Data supplied -
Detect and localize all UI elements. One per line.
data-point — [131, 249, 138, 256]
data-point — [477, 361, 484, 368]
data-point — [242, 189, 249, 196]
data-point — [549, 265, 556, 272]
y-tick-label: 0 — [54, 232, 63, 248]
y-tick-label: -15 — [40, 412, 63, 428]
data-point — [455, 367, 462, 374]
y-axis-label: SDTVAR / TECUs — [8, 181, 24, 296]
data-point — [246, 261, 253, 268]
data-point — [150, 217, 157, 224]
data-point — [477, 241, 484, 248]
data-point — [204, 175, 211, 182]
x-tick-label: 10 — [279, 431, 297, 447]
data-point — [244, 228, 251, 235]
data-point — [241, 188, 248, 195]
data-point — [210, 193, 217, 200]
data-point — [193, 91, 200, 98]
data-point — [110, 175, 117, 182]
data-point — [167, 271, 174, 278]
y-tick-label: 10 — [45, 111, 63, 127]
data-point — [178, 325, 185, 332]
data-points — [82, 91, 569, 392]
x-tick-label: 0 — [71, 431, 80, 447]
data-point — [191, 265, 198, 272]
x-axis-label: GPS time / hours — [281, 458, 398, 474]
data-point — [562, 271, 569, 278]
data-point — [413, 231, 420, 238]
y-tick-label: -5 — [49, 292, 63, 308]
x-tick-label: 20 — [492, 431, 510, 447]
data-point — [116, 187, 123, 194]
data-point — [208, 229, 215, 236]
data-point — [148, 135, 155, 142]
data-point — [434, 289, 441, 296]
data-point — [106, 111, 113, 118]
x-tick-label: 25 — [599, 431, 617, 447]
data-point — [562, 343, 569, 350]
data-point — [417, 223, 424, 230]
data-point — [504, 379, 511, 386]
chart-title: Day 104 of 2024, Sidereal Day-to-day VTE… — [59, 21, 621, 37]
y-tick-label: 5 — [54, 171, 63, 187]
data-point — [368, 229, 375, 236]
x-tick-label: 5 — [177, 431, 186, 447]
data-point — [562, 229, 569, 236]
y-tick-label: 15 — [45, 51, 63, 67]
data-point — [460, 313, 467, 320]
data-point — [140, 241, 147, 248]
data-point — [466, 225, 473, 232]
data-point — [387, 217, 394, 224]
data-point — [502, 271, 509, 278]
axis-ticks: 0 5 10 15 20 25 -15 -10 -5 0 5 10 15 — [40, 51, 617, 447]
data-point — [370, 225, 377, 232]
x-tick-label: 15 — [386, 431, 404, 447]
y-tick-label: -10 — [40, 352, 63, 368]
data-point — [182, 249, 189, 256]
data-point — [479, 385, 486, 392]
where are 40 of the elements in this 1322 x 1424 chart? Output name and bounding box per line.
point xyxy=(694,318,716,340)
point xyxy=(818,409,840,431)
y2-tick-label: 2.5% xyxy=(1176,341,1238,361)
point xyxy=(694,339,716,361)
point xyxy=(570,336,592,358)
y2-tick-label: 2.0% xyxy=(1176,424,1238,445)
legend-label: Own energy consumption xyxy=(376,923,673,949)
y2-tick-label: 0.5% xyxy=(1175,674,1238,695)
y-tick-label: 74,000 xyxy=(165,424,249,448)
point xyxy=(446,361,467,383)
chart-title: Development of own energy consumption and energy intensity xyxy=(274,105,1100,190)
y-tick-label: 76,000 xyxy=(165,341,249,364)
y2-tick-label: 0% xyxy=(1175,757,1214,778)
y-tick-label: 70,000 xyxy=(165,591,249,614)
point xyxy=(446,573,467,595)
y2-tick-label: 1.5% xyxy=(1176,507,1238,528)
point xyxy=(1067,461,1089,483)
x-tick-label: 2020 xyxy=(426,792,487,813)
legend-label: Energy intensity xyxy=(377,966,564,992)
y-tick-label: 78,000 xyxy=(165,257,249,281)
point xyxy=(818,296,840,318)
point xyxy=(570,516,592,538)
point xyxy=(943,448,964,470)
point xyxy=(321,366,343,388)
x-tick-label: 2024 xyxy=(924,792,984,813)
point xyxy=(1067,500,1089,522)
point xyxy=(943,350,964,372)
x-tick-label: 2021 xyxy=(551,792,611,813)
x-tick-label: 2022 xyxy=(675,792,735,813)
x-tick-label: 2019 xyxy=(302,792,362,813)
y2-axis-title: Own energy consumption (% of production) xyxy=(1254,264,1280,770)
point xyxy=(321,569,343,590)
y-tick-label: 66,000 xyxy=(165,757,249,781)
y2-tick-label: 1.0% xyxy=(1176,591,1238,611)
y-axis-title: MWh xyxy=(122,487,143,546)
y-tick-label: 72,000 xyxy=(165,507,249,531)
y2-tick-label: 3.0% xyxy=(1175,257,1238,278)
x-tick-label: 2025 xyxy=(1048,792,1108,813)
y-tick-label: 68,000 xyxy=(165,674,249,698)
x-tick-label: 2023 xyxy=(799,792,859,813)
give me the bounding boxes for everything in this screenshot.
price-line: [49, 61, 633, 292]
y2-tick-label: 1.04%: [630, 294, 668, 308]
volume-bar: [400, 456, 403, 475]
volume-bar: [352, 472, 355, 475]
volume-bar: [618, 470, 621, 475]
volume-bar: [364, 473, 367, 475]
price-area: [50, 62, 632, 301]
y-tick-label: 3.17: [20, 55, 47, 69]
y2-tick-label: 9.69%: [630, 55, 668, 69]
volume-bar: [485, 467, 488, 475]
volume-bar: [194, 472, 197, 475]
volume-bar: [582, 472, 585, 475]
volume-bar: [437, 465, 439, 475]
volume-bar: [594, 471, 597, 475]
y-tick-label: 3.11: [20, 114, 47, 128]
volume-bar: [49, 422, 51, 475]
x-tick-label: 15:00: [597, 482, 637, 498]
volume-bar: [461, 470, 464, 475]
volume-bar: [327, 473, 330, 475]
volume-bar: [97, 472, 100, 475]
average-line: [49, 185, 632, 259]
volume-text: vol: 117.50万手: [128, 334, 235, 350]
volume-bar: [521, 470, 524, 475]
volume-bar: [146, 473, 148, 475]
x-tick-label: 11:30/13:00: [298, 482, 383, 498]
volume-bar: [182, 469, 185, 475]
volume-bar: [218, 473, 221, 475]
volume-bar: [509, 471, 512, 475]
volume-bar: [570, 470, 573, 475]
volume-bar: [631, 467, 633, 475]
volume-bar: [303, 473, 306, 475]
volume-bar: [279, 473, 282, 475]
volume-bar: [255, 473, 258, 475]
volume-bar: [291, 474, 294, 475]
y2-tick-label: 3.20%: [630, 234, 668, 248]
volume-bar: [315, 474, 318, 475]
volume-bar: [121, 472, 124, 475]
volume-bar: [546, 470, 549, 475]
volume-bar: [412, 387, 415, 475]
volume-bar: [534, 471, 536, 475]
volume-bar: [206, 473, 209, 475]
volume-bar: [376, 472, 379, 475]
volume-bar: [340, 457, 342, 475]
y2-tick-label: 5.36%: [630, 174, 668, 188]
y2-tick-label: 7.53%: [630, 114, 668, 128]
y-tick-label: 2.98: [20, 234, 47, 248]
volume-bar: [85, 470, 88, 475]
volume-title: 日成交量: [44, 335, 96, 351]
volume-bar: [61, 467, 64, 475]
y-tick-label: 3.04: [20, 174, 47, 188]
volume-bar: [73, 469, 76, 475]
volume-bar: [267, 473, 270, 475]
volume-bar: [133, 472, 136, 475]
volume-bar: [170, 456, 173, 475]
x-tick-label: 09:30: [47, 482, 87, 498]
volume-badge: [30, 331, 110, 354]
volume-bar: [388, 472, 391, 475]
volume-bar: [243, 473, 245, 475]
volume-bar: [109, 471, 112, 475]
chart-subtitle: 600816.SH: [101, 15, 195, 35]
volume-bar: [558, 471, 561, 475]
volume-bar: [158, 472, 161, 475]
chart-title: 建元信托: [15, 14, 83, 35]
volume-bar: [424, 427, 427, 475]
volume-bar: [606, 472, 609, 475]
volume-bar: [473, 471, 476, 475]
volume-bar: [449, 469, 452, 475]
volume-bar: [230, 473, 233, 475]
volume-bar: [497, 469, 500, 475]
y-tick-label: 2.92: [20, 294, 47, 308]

Task objective -
Turn the entries above into a JSON list of strings, one string per line and no blank lines. Begin at the very first line of the entries and stop after the line that contains "data-point — [244, 228, 251, 235]".

Finished answer -
[
  "Detect and localize all UI elements. One per line.",
  "data-point — [131, 249, 138, 256]",
  "data-point — [477, 361, 484, 368]",
  "data-point — [242, 189, 249, 196]",
  "data-point — [549, 265, 556, 272]",
  "y-tick-label: 0 — [54, 232, 63, 248]",
  "y-tick-label: -15 — [40, 412, 63, 428]",
  "data-point — [455, 367, 462, 374]",
  "y-axis-label: SDTVAR / TECUs — [8, 181, 24, 296]",
  "data-point — [246, 261, 253, 268]",
  "data-point — [150, 217, 157, 224]",
  "data-point — [477, 241, 484, 248]",
  "data-point — [204, 175, 211, 182]",
  "x-tick-label: 10 — [279, 431, 297, 447]",
  "data-point — [244, 228, 251, 235]"
]